## Provided data
** begin **

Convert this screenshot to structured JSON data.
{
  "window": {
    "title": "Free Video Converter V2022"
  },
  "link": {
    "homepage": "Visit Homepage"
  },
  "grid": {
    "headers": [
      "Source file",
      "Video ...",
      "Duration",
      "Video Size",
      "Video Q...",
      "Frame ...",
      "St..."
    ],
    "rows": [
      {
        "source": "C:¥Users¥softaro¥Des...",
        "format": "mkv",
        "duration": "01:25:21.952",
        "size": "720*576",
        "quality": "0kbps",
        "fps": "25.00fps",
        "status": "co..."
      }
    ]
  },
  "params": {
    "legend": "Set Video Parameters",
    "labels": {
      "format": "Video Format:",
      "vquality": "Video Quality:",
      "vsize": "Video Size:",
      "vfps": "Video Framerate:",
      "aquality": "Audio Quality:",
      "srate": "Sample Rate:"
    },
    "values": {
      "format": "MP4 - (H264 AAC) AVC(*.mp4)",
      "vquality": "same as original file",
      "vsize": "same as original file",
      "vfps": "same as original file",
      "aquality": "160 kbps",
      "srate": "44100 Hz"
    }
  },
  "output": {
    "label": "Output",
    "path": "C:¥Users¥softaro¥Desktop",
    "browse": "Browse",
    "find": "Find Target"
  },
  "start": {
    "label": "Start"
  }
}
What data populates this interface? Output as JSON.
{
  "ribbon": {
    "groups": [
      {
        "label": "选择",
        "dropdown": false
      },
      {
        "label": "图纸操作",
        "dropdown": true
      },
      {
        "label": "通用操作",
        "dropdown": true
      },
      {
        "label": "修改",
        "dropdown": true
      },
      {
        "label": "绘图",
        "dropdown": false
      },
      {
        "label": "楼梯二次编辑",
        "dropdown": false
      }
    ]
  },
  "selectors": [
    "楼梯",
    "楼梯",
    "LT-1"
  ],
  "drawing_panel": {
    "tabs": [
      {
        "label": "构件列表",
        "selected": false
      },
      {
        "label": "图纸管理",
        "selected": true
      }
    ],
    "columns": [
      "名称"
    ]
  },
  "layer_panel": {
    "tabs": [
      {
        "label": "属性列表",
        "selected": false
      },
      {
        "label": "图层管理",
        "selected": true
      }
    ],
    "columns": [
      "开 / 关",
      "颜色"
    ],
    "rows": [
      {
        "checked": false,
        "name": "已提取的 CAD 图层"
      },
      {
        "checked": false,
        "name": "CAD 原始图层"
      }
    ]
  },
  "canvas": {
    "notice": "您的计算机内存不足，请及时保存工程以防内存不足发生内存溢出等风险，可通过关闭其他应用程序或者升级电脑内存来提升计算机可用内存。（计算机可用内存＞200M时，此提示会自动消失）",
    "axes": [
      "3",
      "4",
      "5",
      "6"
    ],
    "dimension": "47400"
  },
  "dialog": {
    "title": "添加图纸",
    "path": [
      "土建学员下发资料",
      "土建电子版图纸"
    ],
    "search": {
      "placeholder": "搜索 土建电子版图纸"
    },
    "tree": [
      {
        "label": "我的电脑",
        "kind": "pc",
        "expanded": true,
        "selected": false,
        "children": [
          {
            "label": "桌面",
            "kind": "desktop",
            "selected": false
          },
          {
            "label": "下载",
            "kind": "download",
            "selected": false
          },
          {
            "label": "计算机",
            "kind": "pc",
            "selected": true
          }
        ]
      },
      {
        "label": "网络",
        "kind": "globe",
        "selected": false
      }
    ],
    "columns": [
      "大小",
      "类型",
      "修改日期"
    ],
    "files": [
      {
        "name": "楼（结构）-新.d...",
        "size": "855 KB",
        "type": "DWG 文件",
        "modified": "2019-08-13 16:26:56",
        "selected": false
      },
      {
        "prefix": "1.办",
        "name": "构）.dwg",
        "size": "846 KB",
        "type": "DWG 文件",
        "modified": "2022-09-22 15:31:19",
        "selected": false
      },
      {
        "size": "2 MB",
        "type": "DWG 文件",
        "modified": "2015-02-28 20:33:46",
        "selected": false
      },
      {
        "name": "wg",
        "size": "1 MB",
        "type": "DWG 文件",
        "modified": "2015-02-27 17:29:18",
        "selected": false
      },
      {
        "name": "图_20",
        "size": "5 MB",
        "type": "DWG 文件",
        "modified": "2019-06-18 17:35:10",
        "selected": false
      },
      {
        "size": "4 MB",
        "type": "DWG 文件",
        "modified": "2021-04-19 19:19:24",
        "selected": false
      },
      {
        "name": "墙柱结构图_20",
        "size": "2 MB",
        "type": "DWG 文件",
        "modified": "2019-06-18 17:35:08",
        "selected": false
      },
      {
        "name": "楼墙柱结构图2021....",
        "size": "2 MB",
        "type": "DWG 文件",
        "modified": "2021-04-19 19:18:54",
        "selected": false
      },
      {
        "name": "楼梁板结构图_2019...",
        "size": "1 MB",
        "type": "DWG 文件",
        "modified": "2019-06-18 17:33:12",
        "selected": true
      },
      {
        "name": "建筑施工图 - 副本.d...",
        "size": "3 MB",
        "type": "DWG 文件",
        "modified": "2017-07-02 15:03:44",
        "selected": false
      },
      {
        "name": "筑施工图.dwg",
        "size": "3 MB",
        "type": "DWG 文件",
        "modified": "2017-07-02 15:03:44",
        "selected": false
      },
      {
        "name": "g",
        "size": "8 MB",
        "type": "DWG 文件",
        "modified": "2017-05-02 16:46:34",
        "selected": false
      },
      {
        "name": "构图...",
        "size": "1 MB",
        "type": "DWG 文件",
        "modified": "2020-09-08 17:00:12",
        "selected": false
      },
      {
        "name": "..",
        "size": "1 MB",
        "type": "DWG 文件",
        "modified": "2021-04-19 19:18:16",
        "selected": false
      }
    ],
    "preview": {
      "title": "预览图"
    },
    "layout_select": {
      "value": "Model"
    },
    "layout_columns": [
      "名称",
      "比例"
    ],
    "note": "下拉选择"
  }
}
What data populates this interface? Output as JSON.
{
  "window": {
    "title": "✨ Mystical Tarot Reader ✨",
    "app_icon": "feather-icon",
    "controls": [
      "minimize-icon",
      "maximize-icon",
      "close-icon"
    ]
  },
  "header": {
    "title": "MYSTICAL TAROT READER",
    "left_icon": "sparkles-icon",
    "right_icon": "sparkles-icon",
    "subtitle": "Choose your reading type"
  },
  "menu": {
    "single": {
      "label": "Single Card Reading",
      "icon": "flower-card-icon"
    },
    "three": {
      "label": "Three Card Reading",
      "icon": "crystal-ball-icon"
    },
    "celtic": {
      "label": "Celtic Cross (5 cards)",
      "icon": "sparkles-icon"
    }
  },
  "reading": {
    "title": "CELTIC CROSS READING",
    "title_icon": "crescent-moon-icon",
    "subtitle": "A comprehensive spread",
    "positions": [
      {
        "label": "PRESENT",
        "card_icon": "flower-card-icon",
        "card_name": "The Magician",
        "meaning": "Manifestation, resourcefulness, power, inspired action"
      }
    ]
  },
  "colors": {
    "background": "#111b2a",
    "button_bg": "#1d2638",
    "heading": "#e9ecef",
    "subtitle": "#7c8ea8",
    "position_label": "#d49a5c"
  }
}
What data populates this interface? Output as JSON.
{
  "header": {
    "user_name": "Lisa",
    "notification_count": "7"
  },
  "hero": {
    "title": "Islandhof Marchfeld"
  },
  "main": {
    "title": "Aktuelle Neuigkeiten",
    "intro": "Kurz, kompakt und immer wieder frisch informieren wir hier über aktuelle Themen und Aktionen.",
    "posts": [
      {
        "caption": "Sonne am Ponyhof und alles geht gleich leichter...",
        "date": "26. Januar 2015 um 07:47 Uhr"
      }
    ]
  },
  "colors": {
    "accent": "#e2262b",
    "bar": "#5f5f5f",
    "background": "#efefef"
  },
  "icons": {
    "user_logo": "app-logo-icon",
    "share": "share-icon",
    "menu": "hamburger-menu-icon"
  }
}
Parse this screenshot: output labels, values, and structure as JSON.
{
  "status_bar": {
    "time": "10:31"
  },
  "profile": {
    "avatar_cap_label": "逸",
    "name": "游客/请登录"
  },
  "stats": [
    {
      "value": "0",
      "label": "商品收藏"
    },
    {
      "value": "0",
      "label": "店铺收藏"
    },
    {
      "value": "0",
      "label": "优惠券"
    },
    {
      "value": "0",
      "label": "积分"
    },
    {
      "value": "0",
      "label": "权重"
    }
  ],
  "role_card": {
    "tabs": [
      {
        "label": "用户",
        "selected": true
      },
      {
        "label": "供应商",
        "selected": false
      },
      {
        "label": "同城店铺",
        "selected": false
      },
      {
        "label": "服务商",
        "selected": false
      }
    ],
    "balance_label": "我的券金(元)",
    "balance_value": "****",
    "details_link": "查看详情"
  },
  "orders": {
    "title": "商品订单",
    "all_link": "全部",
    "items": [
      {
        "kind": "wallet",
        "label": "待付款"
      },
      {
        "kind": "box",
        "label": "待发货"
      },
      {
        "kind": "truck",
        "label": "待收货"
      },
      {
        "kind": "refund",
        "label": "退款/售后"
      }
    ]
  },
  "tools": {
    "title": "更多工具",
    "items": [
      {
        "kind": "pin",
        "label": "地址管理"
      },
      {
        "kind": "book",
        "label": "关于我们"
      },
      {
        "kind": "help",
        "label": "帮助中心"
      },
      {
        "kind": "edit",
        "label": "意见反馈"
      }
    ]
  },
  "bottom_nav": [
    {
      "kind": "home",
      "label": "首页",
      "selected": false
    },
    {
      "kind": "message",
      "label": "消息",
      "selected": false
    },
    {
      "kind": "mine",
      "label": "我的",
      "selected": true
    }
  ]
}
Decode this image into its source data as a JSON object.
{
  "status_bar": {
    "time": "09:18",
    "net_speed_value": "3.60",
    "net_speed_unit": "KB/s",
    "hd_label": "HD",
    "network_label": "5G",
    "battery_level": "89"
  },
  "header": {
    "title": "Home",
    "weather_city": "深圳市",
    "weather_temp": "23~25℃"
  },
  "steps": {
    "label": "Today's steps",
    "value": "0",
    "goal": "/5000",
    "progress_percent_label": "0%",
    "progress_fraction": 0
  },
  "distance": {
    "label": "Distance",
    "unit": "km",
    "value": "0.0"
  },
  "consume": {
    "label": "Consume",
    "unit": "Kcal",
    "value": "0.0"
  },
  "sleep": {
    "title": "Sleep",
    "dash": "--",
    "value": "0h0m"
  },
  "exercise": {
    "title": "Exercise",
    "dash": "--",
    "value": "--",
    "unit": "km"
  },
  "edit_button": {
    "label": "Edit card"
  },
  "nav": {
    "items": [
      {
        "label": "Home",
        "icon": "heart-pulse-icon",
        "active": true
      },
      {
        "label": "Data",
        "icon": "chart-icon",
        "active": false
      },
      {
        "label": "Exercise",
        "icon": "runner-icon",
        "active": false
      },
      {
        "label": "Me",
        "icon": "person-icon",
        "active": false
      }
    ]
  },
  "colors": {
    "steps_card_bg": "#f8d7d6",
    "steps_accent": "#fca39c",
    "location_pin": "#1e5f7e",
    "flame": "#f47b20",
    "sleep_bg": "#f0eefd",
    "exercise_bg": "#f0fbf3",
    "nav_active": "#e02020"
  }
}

** end **

## Your objective
Pick each line holding the word "format" out of the data and copy it.

## Completed task
        "format": "mkv",
      "format": "Video Format:",
      "format": "MP4 - (H264 AAC) AVC(*.mp4)",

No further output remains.